— BEGIN —
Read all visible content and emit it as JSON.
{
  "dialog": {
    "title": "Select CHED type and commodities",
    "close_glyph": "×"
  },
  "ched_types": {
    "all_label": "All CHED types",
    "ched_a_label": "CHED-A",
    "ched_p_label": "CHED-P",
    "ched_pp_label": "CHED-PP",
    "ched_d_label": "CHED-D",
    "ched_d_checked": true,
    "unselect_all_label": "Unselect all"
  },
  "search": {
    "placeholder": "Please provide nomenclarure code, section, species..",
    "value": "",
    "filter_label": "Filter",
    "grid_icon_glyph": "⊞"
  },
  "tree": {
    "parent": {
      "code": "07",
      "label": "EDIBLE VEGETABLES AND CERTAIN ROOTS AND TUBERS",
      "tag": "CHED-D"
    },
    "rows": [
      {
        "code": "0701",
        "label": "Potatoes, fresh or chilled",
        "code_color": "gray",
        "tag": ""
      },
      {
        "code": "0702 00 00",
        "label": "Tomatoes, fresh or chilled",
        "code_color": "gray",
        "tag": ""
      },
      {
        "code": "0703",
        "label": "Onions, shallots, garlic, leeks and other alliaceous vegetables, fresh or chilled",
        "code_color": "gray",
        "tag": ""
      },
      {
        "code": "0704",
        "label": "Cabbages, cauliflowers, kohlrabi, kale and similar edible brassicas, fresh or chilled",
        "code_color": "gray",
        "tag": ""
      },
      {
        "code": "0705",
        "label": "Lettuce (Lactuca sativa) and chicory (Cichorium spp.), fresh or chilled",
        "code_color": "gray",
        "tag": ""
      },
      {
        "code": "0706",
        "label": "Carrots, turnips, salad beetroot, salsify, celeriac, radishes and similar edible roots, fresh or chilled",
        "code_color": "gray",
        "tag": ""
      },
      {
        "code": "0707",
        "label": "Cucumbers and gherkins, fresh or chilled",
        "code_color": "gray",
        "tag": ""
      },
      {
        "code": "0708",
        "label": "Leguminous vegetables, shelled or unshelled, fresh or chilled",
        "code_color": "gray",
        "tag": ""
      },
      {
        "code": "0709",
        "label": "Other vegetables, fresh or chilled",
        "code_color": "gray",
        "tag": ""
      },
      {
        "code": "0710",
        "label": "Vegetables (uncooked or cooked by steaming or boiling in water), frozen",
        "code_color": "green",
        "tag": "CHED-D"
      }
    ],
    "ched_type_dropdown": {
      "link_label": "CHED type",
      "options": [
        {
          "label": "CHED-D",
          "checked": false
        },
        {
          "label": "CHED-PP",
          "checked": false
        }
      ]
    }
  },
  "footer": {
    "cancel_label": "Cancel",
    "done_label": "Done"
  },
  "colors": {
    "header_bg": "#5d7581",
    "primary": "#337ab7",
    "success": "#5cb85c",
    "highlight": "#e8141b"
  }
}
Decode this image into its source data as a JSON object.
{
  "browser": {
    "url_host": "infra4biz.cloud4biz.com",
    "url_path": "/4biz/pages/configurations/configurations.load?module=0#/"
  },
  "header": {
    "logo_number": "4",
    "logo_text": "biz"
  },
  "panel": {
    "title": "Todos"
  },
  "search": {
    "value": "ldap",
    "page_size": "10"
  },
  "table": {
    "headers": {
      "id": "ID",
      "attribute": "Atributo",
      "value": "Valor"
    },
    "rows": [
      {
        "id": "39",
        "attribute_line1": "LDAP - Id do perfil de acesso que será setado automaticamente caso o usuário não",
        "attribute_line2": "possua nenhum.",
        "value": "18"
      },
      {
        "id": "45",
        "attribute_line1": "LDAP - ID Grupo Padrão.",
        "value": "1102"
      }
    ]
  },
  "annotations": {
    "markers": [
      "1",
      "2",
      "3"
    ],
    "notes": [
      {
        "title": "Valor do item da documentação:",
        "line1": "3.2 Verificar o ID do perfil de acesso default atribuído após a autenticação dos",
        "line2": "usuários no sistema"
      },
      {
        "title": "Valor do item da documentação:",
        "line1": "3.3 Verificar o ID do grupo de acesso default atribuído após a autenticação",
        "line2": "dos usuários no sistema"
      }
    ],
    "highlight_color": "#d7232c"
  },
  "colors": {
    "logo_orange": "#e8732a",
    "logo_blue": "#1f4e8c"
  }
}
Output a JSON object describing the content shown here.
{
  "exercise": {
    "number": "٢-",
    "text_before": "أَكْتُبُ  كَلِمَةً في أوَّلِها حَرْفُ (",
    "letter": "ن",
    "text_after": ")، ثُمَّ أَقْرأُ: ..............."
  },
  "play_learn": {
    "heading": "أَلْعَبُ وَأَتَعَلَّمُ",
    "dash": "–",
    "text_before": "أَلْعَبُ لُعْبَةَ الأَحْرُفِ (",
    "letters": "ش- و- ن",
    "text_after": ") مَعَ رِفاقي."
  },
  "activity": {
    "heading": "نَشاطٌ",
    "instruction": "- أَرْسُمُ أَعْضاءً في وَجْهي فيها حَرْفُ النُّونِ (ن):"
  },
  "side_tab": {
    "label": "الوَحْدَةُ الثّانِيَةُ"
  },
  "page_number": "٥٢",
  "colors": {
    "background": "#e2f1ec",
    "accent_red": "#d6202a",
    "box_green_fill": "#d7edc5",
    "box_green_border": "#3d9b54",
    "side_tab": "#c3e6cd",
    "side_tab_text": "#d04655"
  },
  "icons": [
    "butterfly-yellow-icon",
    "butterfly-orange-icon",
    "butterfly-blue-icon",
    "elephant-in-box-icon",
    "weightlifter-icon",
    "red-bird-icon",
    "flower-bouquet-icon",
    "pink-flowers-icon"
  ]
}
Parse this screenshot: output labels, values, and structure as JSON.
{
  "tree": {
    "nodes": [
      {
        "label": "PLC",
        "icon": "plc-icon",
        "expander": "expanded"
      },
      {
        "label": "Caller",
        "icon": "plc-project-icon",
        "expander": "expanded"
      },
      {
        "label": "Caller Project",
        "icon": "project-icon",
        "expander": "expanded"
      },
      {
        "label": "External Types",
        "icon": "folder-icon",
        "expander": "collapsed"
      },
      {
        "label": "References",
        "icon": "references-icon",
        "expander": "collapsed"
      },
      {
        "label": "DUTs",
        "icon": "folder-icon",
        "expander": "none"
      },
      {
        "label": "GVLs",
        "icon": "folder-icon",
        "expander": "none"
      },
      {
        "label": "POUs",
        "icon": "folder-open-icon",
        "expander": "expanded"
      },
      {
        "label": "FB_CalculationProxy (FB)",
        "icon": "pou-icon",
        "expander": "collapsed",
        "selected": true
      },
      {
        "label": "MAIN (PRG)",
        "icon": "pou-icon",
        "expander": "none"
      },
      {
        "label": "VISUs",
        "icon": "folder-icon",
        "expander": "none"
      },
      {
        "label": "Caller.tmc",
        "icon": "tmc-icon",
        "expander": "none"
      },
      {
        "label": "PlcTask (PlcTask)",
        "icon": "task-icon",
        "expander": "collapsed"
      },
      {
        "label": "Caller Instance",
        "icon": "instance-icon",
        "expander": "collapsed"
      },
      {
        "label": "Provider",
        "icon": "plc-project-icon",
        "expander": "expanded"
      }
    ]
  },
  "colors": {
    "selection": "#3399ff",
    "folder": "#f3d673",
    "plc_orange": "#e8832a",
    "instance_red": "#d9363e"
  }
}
— END —
• Work required:
Reply with one number only: the count of lines in the entries that contain "perfil".

• Result of the task:
2